YOUR INSTRUCTIONS
Please copy every line of the records below that holds the word "Vindornyaszőlősi".

RECORDS SHOWN
>> BEGIN

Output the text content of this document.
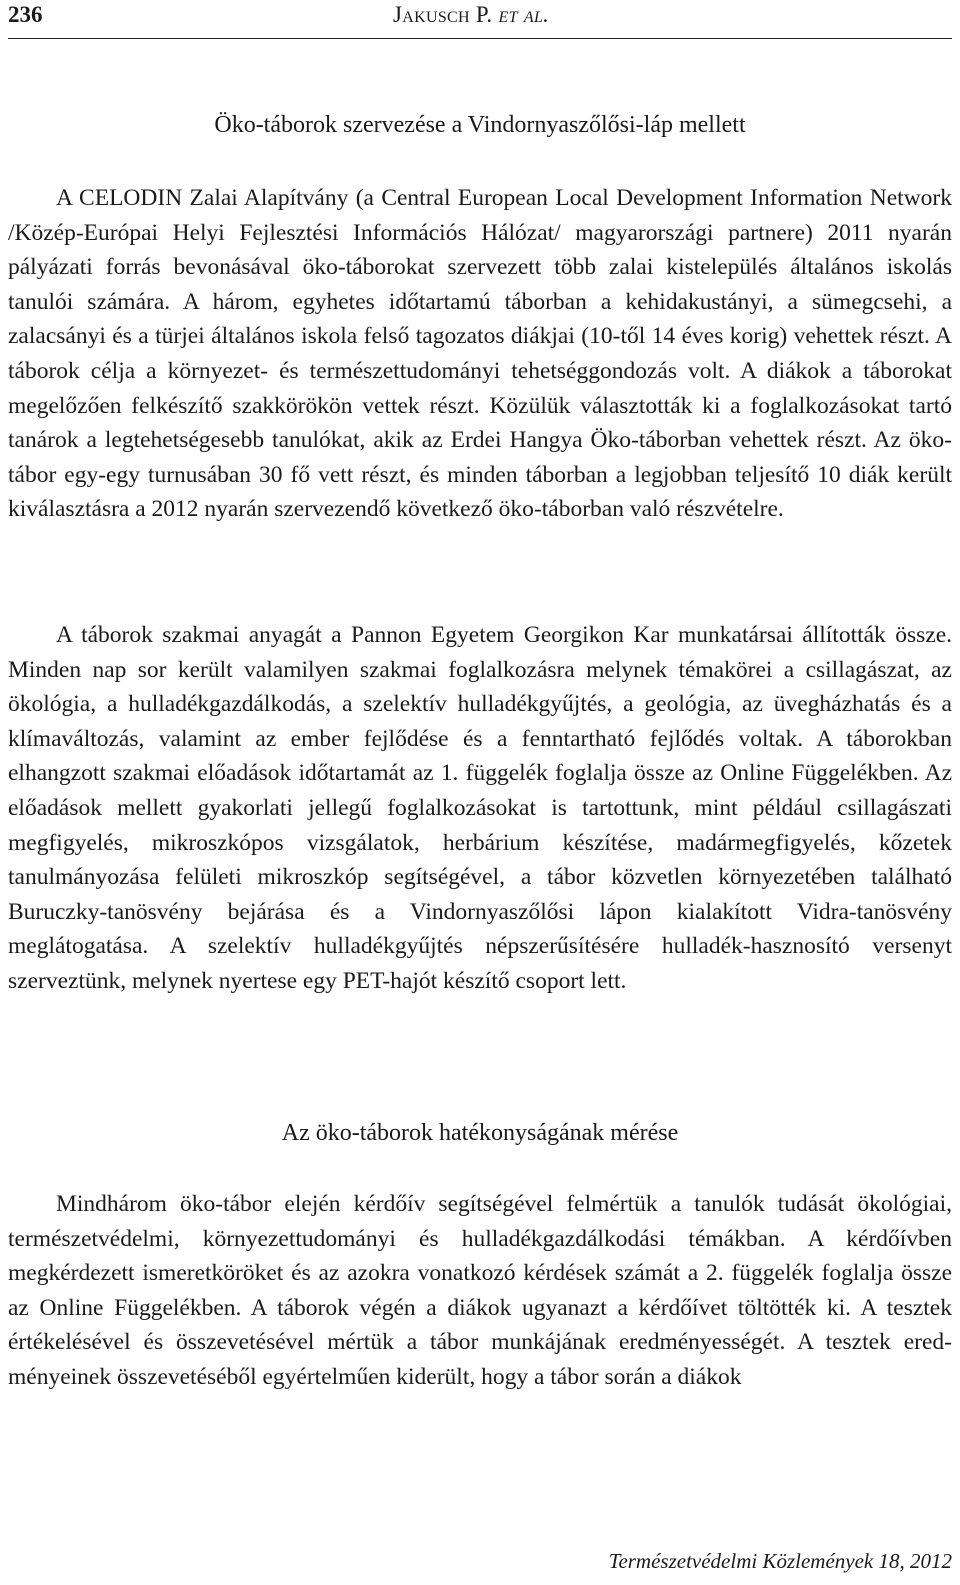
236	Jakusch P. et al.
Öko-táborok szervezése a Vindornyaszőlősi-láp mellett

A CELODIN Zalai Alapítvány (a Central European Local Development Information Network /Közép-Európai Helyi Fejlesztési Információs Hálózat/ magyarországi partnere) 2011 nyarán pályázati forrás bevonásával öko-táborokat szervezett több zalai kistelepülés általános iskolás tanulói számára. A három, egyhetes időtartamú táborban a kehidakustányi, a sümegcsehi, a zalacsányi és a türjei általános iskola felső tagozatos diákjai (10-től 14 éves korig) vehettek részt. A táborok célja a környezet- és természettudományi tehetséggondozás volt. A diákok a táborokat megelőzően felkészítő szakkörökön vettek részt. Közülük választották ki a foglalkozásokat tartó tanárok a legtehetségesebb tanulókat, akik az Erdei Hangya Öko-táborban vehettek részt. Az öko-tábor egy-egy turnusában 30 fő vett részt, és minden táborban a legjobban teljesítő 10 diák került kiválasztásra a 2012 nyarán szervezendő következő öko-táborban való részvételre.

A táborok szakmai anyagát a Pannon Egyetem Georgikon Kar munkatársai állították össze. Minden nap sor került valamilyen szakmai foglalkozásra melynek témakörei a csillagászat, az ökológia, a hulladékgazdálkodás, a szelektív hulladékgyűjtés, a geológia, az üvegházhatás és a klímaváltozás, valamint az ember fejlődése és a fenntartható fejlődés voltak. A táborokban elhangzott szakmai előadások időtartamát az 1. függelék foglalja össze az Online Függelékben. Az előadások mellett gyakorlati jellegű foglalkozásokat is tartottunk, mint például csillagászati megfigyelés, mikroszkópos vizsgálatok, herbárium készítése, madármegfigyelés, kőzetek tanulmányozása felületi mikroszkóp segítségével, a tábor közvetlen környezetében található Buruczky-tanösvény bejárása és a Vindornyaszőlősi lápon kialakított Vidra-tanösvény meglátogatása. A szelektív hulladékgyűjtés népszerűsítésére hulladék-hasznosító versenyt szerveztünk, melynek nyertese egy PET-hajót készítő csoport lett.

Az öko-táborok hatékonyságának mérése

Mindhárom öko-tábor elején kérdőív segítségével felmértük a tanulók tudását ökológiai, természetvédelmi, környezettudományi és hulladékgazdálkodási témákban. A kérdőívben megkérdezett ismeretköröket és az azokra vonatkozó kérdések számát a 2. függelék foglalja össze az Online Függelékben. A táborok végén a diákok ugyanazt a kérdőívet töltötték ki. A tesztek értékelésével és összevetésével mértük a tábor munkájának eredményességét. A tesztek eredményeinek összevetéséből egyértelműen kiderült, hogy a tábor során a diákok

Természetvédelmi Közlemények 18, 2012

>> END

COMPLETE RESPONSE
Öko-táborok szervezése a Vindornyaszőlősi-láp mellett
A táborok szakmai anyagát a Pannon Egyetem Georgikon Kar munkatársai állították össze. Minden nap sor került valamilyen szakmai foglalkozásra melynek témakörei a csillagászat, az ökológia, a hulladékgazdálkodás, a szelektív hulladékgyűjtés, a geológia, az üvegházhatás és a klímaváltozás, valamint az ember fejlődése és a fenntartható fejlődés voltak. A táborokban elhangzott szakmai előadások időtartamát az 1. függelék foglalja össze az Online Függelékben. Az előadások mellett gyakorlati jellegű foglalkozásokat is tartottunk, mint például csillagászati megfigyelés, mikroszkópos vizsgálatok, herbárium készítése, madármegfigyelés, kőzetek tanulmányozása felületi mikroszkóp segítségével, a tábor közvetlen környezetében található Buruczky-tanösvény bejárása és a Vindornyaszőlősi lápon kialakított Vidra-tanösvény meglátogatása. A szelektív hulladékgyűjtés népszerűsítésére hulladék-hasznosító versenyt szerveztünk, melynek nyertese egy PET-hajót készítő csoport lett.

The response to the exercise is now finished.